**Problem**:
Every line of the listing must be reproduced as it stands. Leave the images behind.

START Dataset content

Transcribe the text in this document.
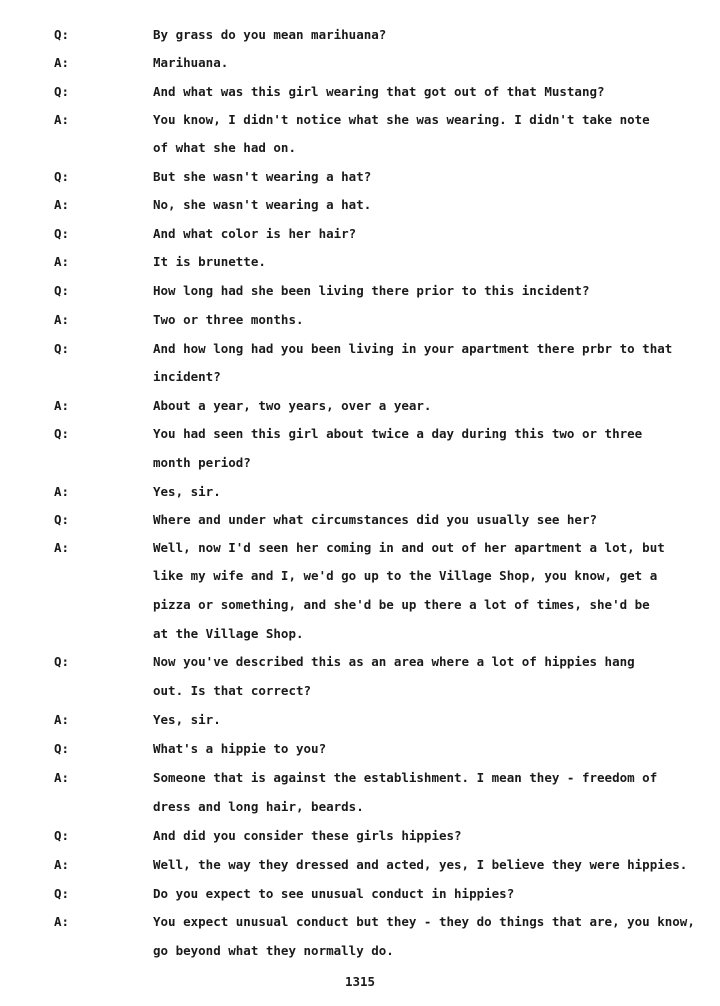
Q:	By grass do you mean marihuana?
A:	Marihuana.
Q:	And what was this girl wearing that got out of that Mustang?
A:	You know, I didn't notice what she was wearing. I didn't take note
of what she had on.
Q:	But she wasn't wearing a hat?
A:	No, she wasn't wearing a hat.
Q:	And what color is her hair?
A:	It is brunette.
Q:	How long had she been living there prior to this incident?
A:	Two or three months.
Q:	And how long had you been living in your apartment there prbr to that
incident?
A:	About a year, two years, over a year.
Q:	You had seen this girl about twice a day during this two or three
month period?
A:	Yes, sir.
Q:	Where and under what circumstances did you usually see her?
A:	Well, now I'd seen her coming in and out of her apartment a lot, but
like my wife and I, we'd go up to the Village Shop, you know, get a
pizza or something, and she'd be up there a lot of times, she'd be
at the Village Shop.
Q:	Now you've described this as an area where a lot of hippies hang
out. Is that correct?
A:	Yes, sir.
Q:	What's a hippie to you?
A:	Someone that is against the establishment. I mean they - freedom of
dress and long hair, beards.
Q:	And did you consider these girls hippies?
A:	Well, the way they dressed and acted, yes, I believe they were hippies.
Q:	Do you expect to see unusual conduct in hippies?
A:	You expect unusual conduct but they - they do things that are, you know,
go beyond what they normally do.
1315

END Dataset content

**Completed task**:
Transcribe the text in this document.
Q:	By grass do you mean marihuana?
A:	Marihuana.
Q:	And what was this girl wearing that got out of that Mustang?
A:	You know, I didn't notice what she was wearing. I didn't take note
of what she had on.
Q:	But she wasn't wearing a hat?
A:	No, she wasn't wearing a hat.
Q:	And what color is her hair?
A:	It is brunette.
Q:	How long had she been living there prior to this incident?
A:	Two or three months.
Q:	And how long had you been living in your apartment there prbr to that
incident?
A:	About a year, two years, over a year.
Q:	You had seen this girl about twice a day during this two or three
month period?
A:	Yes, sir.
Q:	Where and under what circumstances did you usually see her?
A:	Well, now I'd seen her coming in and out of her apartment a lot, but
like my wife and I, we'd go up to the Village Shop, you know, get a
pizza or something, and she'd be up there a lot of times, she'd be
at the Village Shop.
Q:	Now you've described this as an area where a lot of hippies hang
out. Is that correct?
A:	Yes, sir.
Q:	What's a hippie to you?
A:	Someone that is against the establishment. I mean they - freedom of
dress and long hair, beards.
Q:	And did you consider these girls hippies?
A:	Well, the way they dressed and acted, yes, I believe they were hippies.
Q:	Do you expect to see unusual conduct in hippies?
A:	You expect unusual conduct but they - they do things that are, you know,
go beyond what they normally do.
1315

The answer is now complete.